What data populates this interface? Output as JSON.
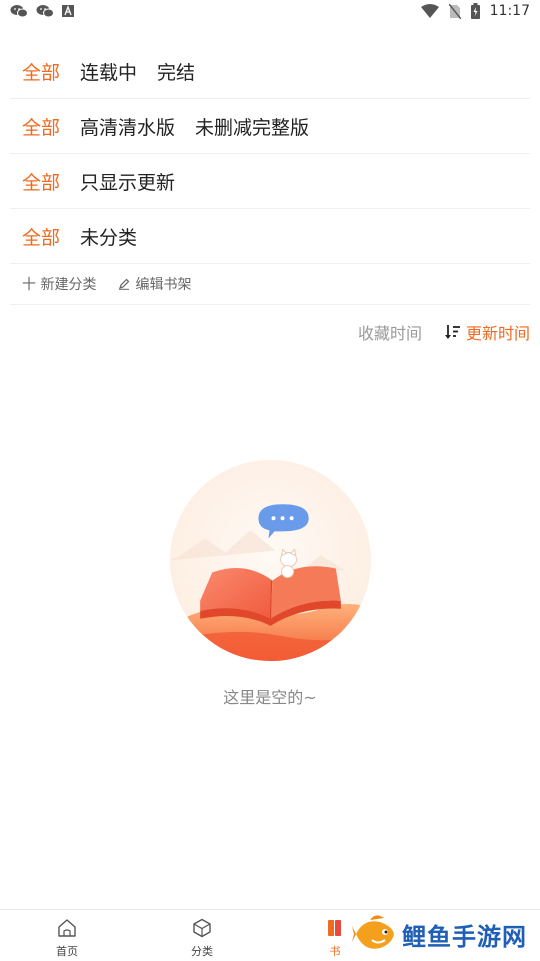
{
  "status_bar": {
    "time": "11:17",
    "icons": [
      "wechat-icon",
      "wechat-icon",
      "app-icon",
      "wifi-icon",
      "no-sim-icon",
      "battery-charging-icon"
    ]
  },
  "filters": {
    "rows": [
      {
        "active": "全部",
        "options": [
          "连载中",
          "完结"
        ]
      },
      {
        "active": "全部",
        "options": [
          "高清清水版",
          "未删减完整版"
        ]
      },
      {
        "active": "全部",
        "options": [
          "只显示更新"
        ]
      },
      {
        "active": "全部",
        "options": [
          "未分类"
        ]
      }
    ],
    "new_category": "十 新建分类",
    "edit_shelf": "编辑书架"
  },
  "sort": {
    "collect_time": "收藏时间",
    "update_time": "更新时间"
  },
  "empty": {
    "text": "这里是空的~"
  },
  "bottom_nav": {
    "home": "首页",
    "category": "分类",
    "shelf": "书"
  },
  "watermark": {
    "text": "鲤鱼手游网"
  },
  "colors": {
    "accent": "#f06a1f",
    "text": "#222222",
    "muted": "#9a9a9a",
    "divider": "#efefef",
    "watermark_blue": "#1f5fb5"
  }
}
==*==
Exercise aim: Print each record exactly as it stands, leaving the images out.

Task output:
What data populates this interface? Output as JSON.
{
  "status_bar": {
    "time": "11:17",
    "icons": [
      "wechat-icon",
      "wechat-icon",
      "app-icon",
      "wifi-icon",
      "no-sim-icon",
      "battery-charging-icon"
    ]
  },
  "filters": {
    "rows": [
      {
        "active": "全部",
        "options": [
          "连载中",
          "完结"
        ]
      },
      {
        "active": "全部",
        "options": [
          "高清清水版",
          "未删减完整版"
        ]
      },
      {
        "active": "全部",
        "options": [
          "只显示更新"
        ]
      },
      {
        "active": "全部",
        "options": [
          "未分类"
        ]
      }
    ],
    "new_category": "十 新建分类",
    "edit_shelf": "编辑书架"
  },
  "sort": {
    "collect_time": "收藏时间",
    "update_time": "更新时间"
  },
  "empty": {
    "text": "这里是空的~"
  },
  "bottom_nav": {
    "home": "首页",
    "category": "分类",
    "shelf": "书"
  },
  "watermark": {
    "text": "鲤鱼手游网"
  },
  "colors": {
    "accent": "#f06a1f",
    "text": "#222222",
    "muted": "#9a9a9a",
    "divider": "#efefef",
    "watermark_blue": "#1f5fb5"
  }
}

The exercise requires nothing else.